**Exercise description**
Type every record exactly as it appears.

**Exercise input**
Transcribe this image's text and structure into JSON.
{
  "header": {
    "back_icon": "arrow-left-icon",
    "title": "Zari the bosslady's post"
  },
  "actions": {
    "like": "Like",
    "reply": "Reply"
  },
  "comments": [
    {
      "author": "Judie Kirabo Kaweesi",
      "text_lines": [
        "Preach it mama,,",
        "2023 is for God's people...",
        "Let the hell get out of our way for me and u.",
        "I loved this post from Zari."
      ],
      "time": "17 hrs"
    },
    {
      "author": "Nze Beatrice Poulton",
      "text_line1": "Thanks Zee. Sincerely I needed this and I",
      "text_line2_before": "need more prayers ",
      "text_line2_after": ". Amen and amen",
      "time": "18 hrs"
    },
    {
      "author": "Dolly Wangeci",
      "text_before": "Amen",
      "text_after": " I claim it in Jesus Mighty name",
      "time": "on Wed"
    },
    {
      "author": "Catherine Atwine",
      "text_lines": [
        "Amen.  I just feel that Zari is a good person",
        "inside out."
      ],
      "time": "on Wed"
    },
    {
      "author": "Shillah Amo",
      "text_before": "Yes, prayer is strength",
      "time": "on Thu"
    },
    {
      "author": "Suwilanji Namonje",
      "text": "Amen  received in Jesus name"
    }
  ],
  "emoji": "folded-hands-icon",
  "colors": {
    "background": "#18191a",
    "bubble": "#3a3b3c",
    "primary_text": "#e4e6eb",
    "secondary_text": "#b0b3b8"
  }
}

**Task response**
Transcribe this image's text and structure into JSON.
{
  "header": {
    "back_icon": "arrow-left-icon",
    "title": "Zari the bosslady's post"
  },
  "actions": {
    "like": "Like",
    "reply": "Reply"
  },
  "comments": [
    {
      "author": "Judie Kirabo Kaweesi",
      "text_lines": [
        "Preach it mama,,",
        "2023 is for God's people...",
        "Let the hell get out of our way for me and u.",
        "I loved this post from Zari."
      ],
      "time": "17 hrs"
    },
    {
      "author": "Nze Beatrice Poulton",
      "text_line1": "Thanks Zee. Sincerely I needed this and I",
      "text_line2_before": "need more prayers ",
      "text_line2_after": ". Amen and amen",
      "time": "18 hrs"
    },
    {
      "author": "Dolly Wangeci",
      "text_before": "Amen",
      "text_after": " I claim it in Jesus Mighty name",
      "time": "on Wed"
    },
    {
      "author": "Catherine Atwine",
      "text_lines": [
        "Amen.  I just feel that Zari is a good person",
        "inside out."
      ],
      "time": "on Wed"
    },
    {
      "author": "Shillah Amo",
      "text_before": "Yes, prayer is strength",
      "time": "on Thu"
    },
    {
      "author": "Suwilanji Namonje",
      "text": "Amen  received in Jesus name"
    }
  ],
  "emoji": "folded-hands-icon",
  "colors": {
    "background": "#18191a",
    "bubble": "#3a3b3c",
    "primary_text": "#e4e6eb",
    "secondary_text": "#b0b3b8"
  }
}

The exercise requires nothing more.